== PROVIDED RECORDS
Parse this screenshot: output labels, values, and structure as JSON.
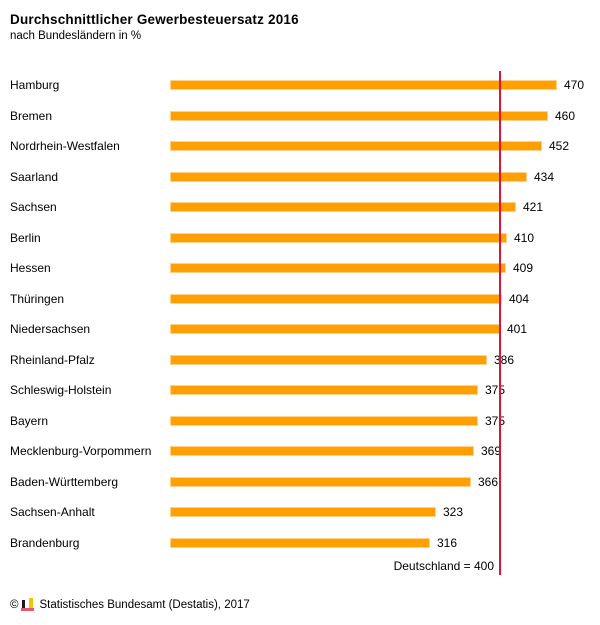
{
  "header": {
    "title": "Durchschnittlicher Gewerbesteuersatz 2016",
    "subtitle": "nach Bundesländern in %"
  },
  "chart_data": {
    "type": "bar",
    "orientation": "horizontal",
    "title": "Durchschnittlicher Gewerbesteuersatz 2016",
    "subtitle": "nach Bundesländern in %",
    "xlabel": "",
    "ylabel": "",
    "xlim": [
      0,
      480
    ],
    "grid": false,
    "categories": [
      "Hamburg",
      "Bremen",
      "Nordrhein-Westfalen",
      "Saarland",
      "Sachsen",
      "Berlin",
      "Hessen",
      "Thüringen",
      "Niedersachsen",
      "Rheinland-Pfalz",
      "Schleswig-Holstein",
      "Bayern",
      "Mecklenburg-Vorpommern",
      "Baden-Württemberg",
      "Sachsen-Anhalt",
      "Brandenburg"
    ],
    "values": [
      470,
      460,
      452,
      434,
      421,
      410,
      409,
      404,
      401,
      386,
      375,
      375,
      369,
      366,
      323,
      316
    ],
    "bar_color": "#FFA000",
    "reference_line": {
      "label": "Deutschland = 400",
      "value": 400,
      "color": "#DC143C"
    }
  },
  "footer": {
    "copyright": "©",
    "logo_icon": "destatis-bar-chart-logo",
    "source": "Statistisches Bundesamt (Destatis), 2017"
  }
}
====
WRITTEN PROBLEM »
Leave the pictures out and copy the rest of the data exactly.

REPLY »
Parse this screenshot: output labels, values, and structure as JSON.
{
  "header": {
    "title": "Durchschnittlicher Gewerbesteuersatz 2016",
    "subtitle": "nach Bundesländern in %"
  },
  "chart_data": {
    "type": "bar",
    "orientation": "horizontal",
    "title": "Durchschnittlicher Gewerbesteuersatz 2016",
    "subtitle": "nach Bundesländern in %",
    "xlabel": "",
    "ylabel": "",
    "xlim": [
      0,
      480
    ],
    "grid": false,
    "categories": [
      "Hamburg",
      "Bremen",
      "Nordrhein-Westfalen",
      "Saarland",
      "Sachsen",
      "Berlin",
      "Hessen",
      "Thüringen",
      "Niedersachsen",
      "Rheinland-Pfalz",
      "Schleswig-Holstein",
      "Bayern",
      "Mecklenburg-Vorpommern",
      "Baden-Württemberg",
      "Sachsen-Anhalt",
      "Brandenburg"
    ],
    "values": [
      470,
      460,
      452,
      434,
      421,
      410,
      409,
      404,
      401,
      386,
      375,
      375,
      369,
      366,
      323,
      316
    ],
    "bar_color": "#FFA000",
    "reference_line": {
      "label": "Deutschland = 400",
      "value": 400,
      "color": "#DC143C"
    }
  },
  "footer": {
    "copyright": "©",
    "logo_icon": "destatis-bar-chart-logo",
    "source": "Statistisches Bundesamt (Destatis), 2017"
  }
}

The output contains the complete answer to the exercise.